**Set task**
Lines holding the string "Birk" are the ones to copy; find them all in the data.

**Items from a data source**
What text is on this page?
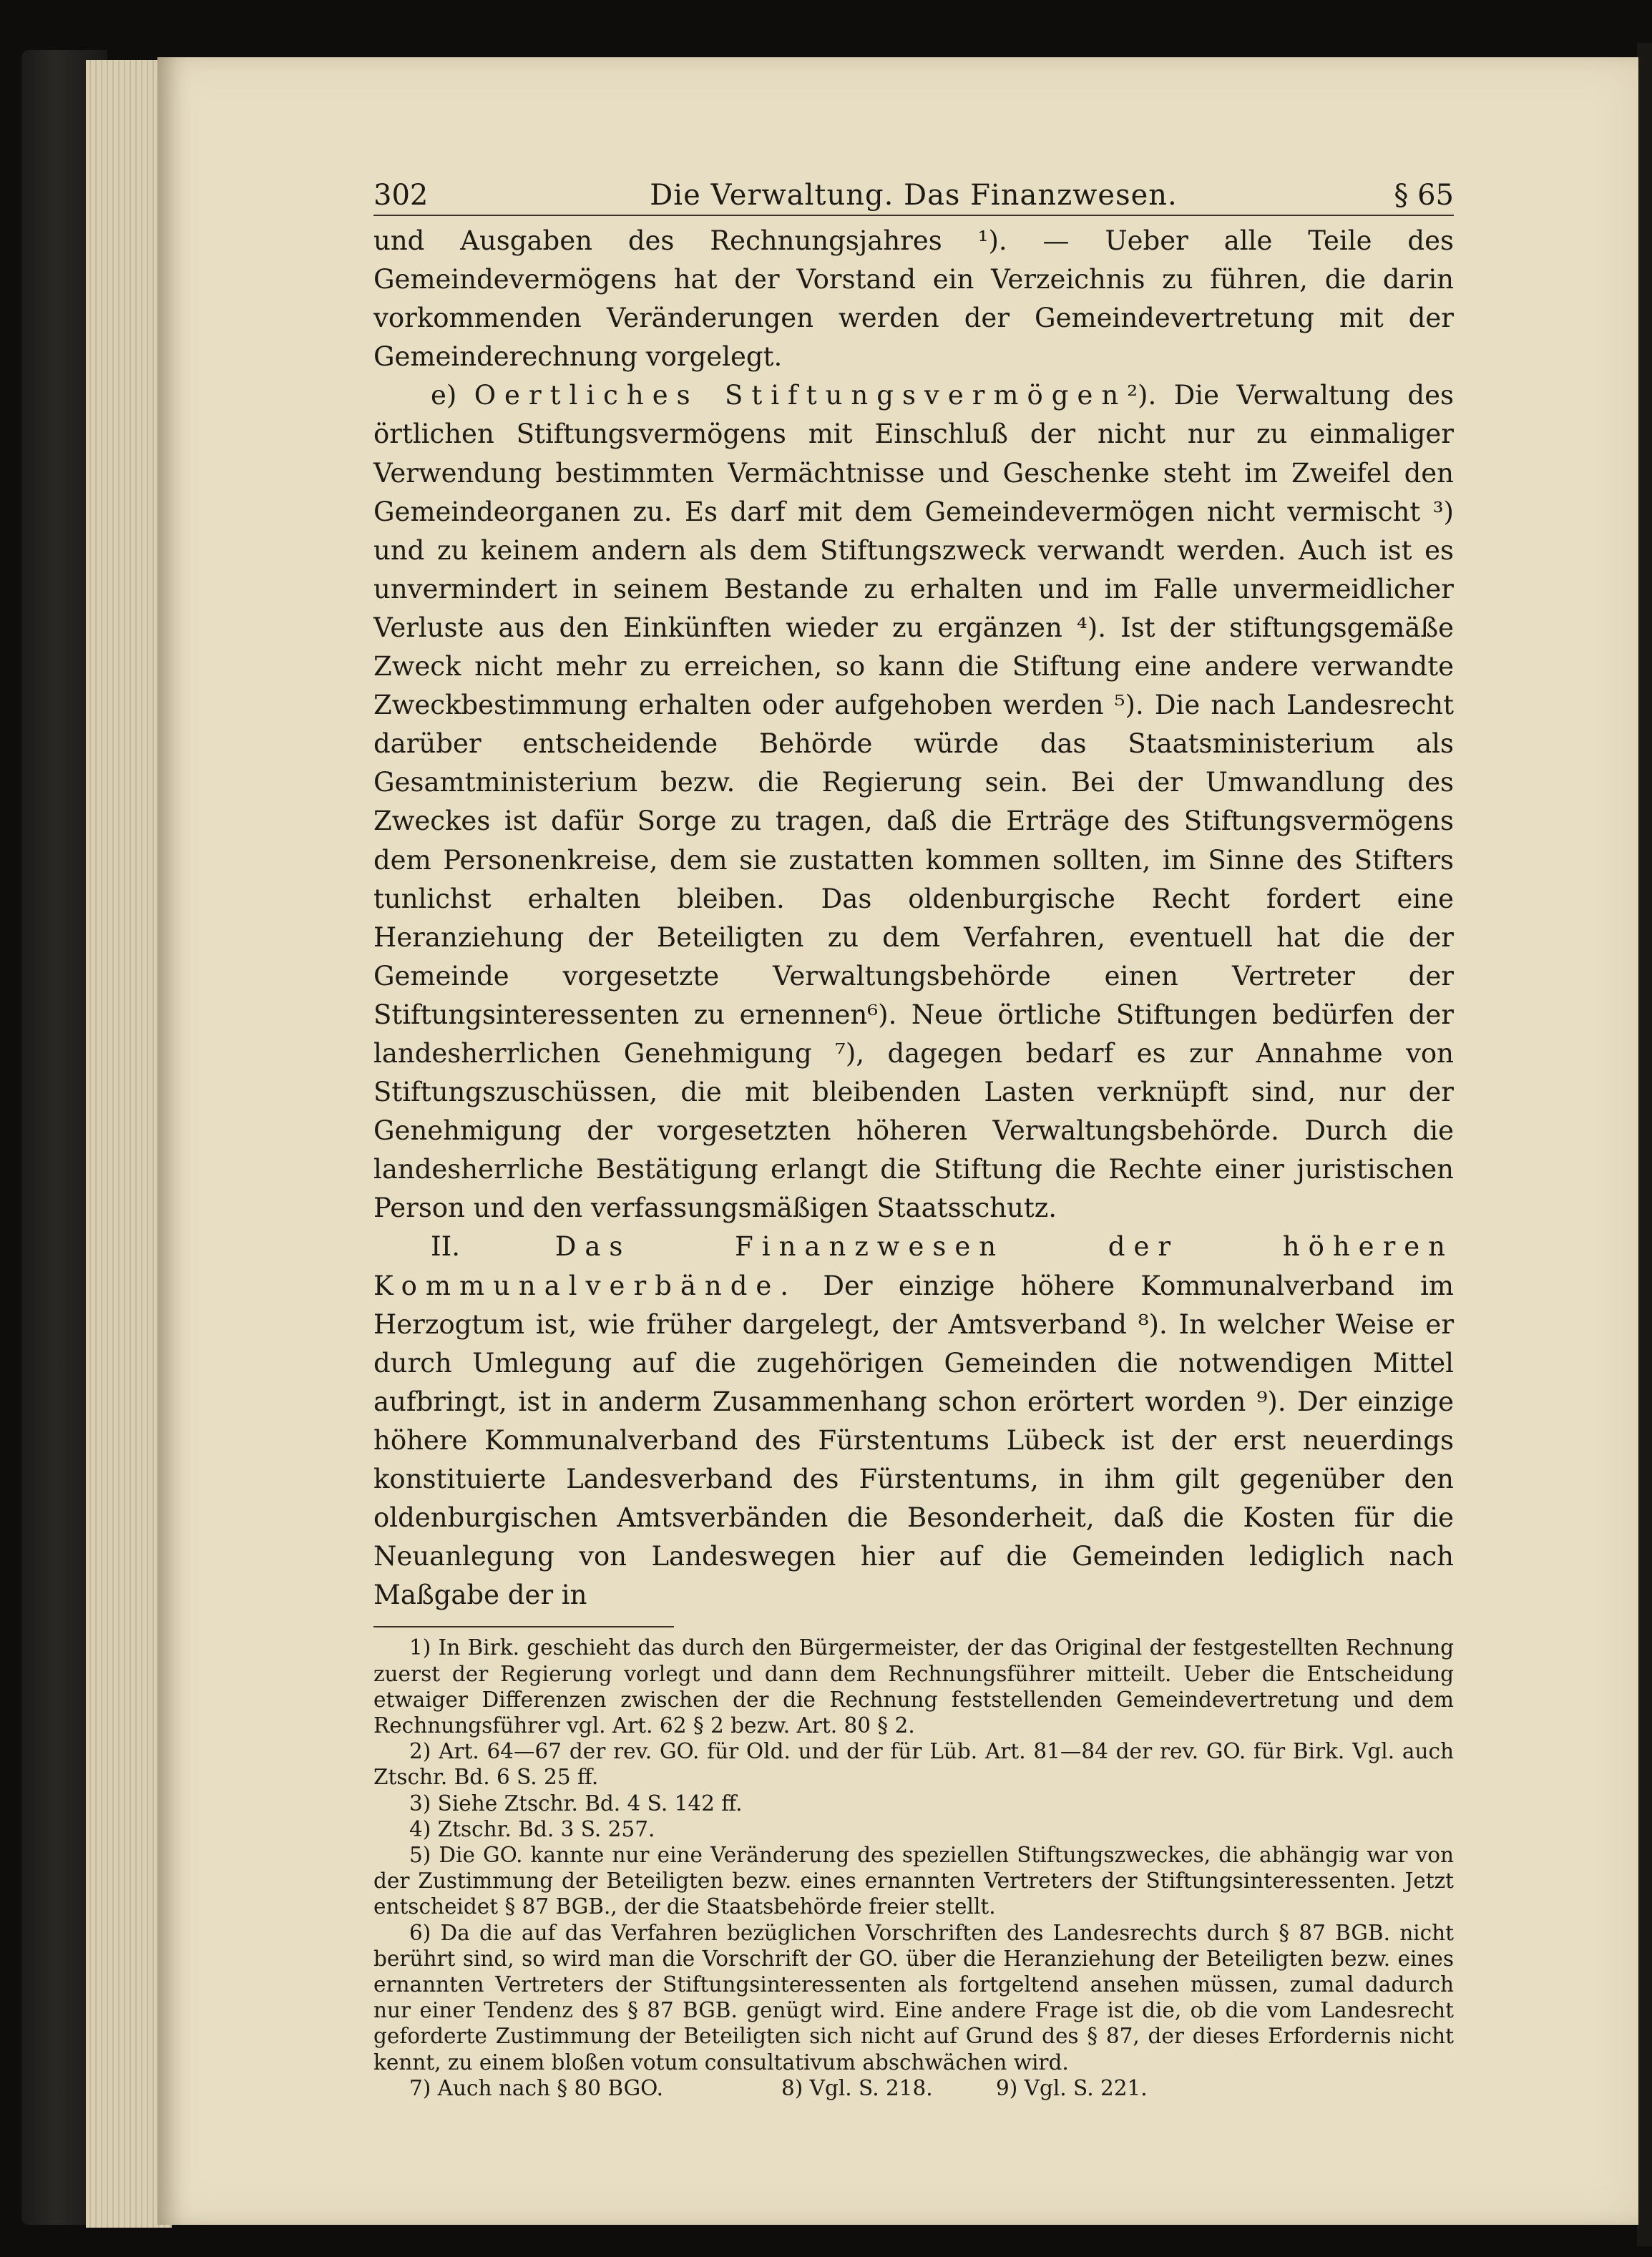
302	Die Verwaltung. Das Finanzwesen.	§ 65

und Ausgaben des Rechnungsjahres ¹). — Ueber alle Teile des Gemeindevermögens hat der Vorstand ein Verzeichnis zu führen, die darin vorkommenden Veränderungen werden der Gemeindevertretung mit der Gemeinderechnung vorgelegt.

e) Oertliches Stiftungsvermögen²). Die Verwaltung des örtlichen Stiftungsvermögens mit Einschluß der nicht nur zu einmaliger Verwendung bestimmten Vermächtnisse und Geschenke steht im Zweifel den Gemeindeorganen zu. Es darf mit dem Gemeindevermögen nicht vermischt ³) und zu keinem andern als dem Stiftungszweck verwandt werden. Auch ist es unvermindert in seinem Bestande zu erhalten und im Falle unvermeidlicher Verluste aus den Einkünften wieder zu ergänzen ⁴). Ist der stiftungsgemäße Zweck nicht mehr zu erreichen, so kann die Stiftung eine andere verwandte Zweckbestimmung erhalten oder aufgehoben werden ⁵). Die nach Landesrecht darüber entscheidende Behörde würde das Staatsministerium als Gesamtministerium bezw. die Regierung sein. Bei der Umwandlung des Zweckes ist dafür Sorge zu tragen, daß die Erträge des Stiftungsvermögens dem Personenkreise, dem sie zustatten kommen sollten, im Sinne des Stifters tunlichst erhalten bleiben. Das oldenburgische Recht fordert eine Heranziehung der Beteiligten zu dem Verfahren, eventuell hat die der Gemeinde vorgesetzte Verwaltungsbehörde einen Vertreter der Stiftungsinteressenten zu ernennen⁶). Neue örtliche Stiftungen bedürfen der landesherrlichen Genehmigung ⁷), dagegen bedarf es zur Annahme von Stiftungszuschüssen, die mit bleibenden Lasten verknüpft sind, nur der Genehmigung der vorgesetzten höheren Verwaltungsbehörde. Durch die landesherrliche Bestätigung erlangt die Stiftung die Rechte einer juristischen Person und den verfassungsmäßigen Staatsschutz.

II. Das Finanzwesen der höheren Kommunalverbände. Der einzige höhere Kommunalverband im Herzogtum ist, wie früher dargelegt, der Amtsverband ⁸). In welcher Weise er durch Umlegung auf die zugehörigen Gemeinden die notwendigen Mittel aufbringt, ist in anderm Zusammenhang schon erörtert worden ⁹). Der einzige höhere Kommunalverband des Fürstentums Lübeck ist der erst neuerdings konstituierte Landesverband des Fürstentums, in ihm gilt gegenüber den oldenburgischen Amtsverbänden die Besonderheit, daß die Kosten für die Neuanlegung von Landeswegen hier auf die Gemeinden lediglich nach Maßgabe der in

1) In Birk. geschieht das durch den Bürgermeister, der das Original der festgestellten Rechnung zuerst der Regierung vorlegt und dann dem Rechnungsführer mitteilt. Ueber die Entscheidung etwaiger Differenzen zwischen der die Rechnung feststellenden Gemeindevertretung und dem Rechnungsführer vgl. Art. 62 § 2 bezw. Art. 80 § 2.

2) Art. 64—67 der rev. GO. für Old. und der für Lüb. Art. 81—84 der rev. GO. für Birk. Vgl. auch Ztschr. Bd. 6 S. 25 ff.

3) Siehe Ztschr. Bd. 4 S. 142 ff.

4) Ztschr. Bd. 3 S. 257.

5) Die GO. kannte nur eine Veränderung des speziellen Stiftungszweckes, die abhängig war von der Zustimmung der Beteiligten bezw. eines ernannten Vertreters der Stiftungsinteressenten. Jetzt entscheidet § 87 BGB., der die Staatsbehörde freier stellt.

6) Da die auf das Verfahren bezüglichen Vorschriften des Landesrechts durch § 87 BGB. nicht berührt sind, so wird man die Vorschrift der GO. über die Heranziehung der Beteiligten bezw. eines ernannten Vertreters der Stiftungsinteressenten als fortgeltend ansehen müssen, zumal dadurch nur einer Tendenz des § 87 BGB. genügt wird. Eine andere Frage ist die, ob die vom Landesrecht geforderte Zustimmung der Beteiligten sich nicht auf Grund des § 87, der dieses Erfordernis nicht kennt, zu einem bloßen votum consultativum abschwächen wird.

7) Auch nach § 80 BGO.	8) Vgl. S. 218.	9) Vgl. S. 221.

**Reply to the exercise**
1) In Birk. geschieht das durch den Bürgermeister, der das Original der festgestellten Rechnung zuerst der Regierung vorlegt und dann dem Rechnungsführer mitteilt. Ueber die Entscheidung etwaiger Differenzen zwischen der die Rechnung feststellenden Gemeindevertretung und dem Rechnungsführer vgl. Art. 62 § 2 bezw. Art. 80 § 2.
2) Art. 64—67 der rev. GO. für Old. und der für Lüb. Art. 81—84 der rev. GO. für Birk. Vgl. auch Ztschr. Bd. 6 S. 25 ff.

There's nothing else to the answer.